Items from a dataset

>> Begin

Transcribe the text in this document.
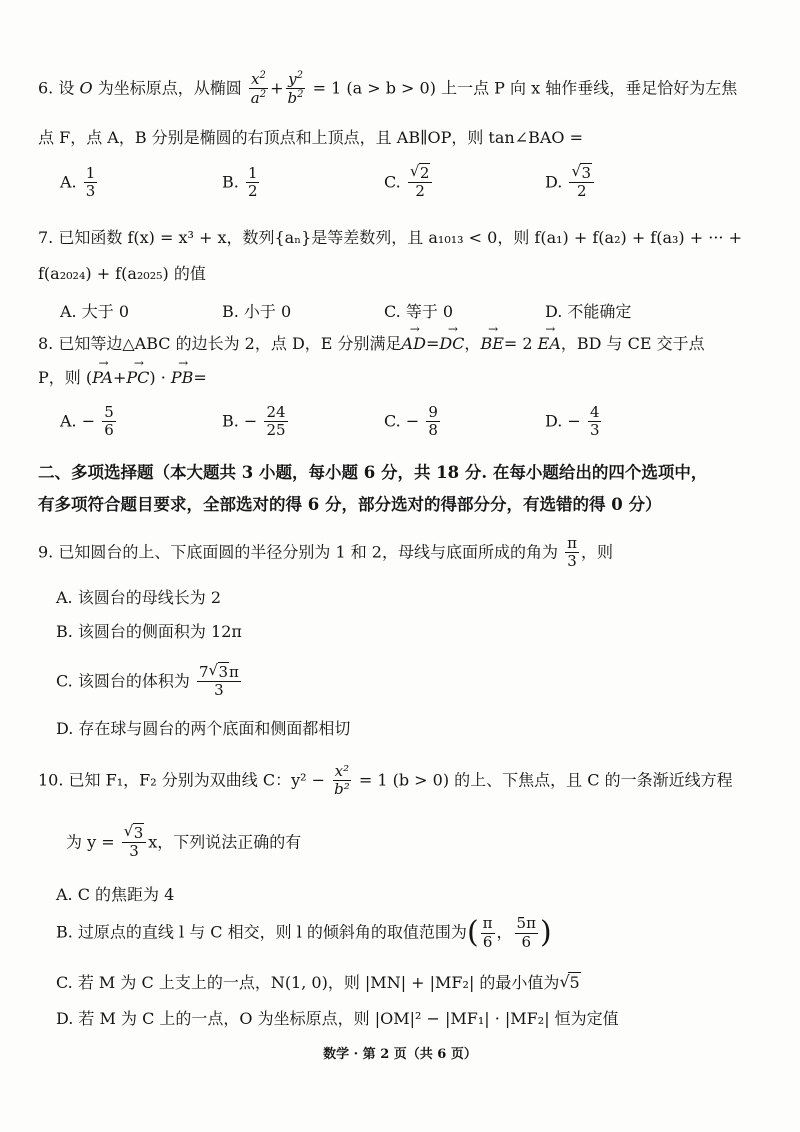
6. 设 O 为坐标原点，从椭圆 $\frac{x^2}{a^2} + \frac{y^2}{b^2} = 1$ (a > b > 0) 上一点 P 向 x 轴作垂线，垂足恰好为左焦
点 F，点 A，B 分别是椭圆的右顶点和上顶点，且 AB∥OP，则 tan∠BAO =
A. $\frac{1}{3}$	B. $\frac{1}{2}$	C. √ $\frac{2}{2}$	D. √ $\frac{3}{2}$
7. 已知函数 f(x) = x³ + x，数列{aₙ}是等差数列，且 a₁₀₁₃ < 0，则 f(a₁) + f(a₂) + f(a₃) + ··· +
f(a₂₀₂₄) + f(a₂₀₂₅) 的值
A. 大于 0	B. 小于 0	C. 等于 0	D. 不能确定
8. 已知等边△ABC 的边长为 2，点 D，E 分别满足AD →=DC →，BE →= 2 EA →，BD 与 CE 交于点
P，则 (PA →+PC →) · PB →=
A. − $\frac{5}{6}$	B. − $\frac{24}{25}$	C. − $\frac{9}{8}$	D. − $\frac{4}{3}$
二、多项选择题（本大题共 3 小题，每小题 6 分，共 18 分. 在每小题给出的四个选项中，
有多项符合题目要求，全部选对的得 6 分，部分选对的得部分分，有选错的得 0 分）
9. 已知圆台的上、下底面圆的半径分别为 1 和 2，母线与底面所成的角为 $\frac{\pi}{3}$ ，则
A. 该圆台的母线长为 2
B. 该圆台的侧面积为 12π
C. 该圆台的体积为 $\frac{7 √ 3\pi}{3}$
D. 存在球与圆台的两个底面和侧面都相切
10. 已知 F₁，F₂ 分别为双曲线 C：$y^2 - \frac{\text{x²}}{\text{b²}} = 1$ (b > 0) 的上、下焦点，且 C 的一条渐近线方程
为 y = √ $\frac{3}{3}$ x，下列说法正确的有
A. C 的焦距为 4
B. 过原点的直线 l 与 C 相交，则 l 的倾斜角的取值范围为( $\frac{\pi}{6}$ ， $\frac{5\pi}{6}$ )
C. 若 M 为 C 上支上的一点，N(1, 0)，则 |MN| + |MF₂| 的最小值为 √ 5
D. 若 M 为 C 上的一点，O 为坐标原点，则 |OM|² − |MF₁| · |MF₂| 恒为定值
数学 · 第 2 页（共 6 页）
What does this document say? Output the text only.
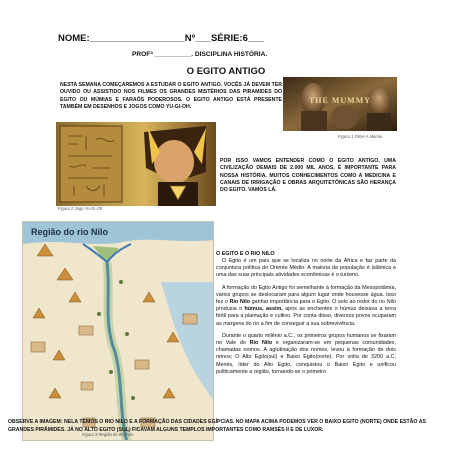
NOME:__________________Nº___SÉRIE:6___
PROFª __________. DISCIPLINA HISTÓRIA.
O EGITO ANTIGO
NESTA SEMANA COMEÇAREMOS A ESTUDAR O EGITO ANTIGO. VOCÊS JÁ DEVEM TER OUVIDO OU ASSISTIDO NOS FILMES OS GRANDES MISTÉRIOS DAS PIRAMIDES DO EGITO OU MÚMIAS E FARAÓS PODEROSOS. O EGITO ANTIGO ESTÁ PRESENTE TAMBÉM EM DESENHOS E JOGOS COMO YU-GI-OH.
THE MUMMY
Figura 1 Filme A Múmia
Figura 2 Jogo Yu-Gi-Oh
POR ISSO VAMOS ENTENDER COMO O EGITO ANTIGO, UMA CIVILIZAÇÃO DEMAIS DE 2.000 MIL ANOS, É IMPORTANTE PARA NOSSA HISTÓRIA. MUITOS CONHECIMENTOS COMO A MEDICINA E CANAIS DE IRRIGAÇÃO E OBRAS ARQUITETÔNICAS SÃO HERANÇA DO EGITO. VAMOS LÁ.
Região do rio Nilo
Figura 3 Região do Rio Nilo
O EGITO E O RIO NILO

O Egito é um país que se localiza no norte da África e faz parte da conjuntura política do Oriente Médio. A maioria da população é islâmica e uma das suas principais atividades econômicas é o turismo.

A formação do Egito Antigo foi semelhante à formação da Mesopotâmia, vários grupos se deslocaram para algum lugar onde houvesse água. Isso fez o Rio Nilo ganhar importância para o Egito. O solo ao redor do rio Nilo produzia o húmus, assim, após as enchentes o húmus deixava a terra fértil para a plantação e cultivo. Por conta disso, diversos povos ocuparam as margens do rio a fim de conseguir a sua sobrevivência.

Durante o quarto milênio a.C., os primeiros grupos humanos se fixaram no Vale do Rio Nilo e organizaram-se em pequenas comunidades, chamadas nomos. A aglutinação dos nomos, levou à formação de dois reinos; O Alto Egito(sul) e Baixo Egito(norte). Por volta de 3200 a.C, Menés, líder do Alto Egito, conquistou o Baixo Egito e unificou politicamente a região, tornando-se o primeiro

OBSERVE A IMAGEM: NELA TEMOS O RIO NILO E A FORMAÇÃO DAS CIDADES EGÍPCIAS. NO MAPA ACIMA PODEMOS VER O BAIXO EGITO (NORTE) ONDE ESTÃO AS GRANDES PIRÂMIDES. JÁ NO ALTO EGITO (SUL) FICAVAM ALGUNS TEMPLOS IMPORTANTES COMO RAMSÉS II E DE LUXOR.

>> End
>> Begin

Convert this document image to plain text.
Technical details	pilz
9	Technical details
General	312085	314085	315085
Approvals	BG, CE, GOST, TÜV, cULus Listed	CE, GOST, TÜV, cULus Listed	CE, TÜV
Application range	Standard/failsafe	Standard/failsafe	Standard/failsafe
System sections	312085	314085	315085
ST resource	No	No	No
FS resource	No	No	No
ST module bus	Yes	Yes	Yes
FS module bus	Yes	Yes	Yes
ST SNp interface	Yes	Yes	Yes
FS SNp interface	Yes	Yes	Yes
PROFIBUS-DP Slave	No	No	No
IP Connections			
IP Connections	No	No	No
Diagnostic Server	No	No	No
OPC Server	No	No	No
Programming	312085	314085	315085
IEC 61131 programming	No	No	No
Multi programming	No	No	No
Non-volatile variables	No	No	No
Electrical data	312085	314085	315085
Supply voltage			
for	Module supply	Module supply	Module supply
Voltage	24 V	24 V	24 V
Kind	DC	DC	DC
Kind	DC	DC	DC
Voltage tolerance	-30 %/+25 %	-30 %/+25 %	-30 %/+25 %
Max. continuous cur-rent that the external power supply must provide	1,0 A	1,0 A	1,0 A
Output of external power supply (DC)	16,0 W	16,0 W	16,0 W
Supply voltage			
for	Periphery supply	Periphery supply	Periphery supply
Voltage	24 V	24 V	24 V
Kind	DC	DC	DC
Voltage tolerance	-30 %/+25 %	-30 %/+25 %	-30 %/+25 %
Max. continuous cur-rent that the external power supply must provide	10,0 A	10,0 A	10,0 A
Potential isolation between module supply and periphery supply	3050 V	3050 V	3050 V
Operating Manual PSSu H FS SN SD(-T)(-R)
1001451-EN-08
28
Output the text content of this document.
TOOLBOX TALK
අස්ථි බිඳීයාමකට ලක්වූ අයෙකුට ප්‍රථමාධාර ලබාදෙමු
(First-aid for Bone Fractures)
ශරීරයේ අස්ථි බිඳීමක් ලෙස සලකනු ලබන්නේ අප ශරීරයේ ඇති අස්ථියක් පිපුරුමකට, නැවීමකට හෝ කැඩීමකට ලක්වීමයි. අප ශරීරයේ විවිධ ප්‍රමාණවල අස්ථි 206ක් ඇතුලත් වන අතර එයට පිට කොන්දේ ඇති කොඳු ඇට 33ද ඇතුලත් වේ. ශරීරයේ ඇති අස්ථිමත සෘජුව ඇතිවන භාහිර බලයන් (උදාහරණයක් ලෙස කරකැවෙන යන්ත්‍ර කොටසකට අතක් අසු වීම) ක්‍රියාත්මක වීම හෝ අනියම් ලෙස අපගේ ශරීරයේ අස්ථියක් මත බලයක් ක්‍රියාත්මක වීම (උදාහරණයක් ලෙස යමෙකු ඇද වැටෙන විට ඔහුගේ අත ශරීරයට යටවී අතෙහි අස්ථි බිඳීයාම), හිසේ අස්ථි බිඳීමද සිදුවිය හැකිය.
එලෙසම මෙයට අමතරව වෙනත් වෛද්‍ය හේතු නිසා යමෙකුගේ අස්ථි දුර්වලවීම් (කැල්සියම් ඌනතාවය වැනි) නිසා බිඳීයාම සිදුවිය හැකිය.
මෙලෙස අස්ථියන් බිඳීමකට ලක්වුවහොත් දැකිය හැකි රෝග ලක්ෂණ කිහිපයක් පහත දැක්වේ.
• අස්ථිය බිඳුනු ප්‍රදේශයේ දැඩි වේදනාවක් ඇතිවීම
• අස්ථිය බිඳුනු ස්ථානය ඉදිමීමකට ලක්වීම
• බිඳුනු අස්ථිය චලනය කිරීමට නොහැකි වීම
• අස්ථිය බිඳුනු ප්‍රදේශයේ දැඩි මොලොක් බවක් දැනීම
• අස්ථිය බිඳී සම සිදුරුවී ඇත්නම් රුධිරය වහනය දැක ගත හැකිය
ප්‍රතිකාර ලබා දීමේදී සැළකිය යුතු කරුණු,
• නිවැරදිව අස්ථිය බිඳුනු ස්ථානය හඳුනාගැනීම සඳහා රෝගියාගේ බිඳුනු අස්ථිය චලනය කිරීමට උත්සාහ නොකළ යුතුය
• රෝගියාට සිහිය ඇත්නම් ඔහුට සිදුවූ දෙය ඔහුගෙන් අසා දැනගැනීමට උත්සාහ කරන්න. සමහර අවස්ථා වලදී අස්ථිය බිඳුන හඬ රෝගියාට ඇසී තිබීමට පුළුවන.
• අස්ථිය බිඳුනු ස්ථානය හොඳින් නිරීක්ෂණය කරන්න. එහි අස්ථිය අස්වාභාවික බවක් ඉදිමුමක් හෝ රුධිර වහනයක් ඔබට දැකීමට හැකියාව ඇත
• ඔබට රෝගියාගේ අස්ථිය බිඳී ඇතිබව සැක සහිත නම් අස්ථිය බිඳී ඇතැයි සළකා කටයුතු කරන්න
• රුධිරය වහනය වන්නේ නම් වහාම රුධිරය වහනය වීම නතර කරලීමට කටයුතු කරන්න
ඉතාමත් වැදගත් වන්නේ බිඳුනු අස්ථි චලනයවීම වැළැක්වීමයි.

>> End

WORK TO DO:
Across the material above, how many lines include the string "continuous"? Only the number is wanted.

WORKED ANSWER:
2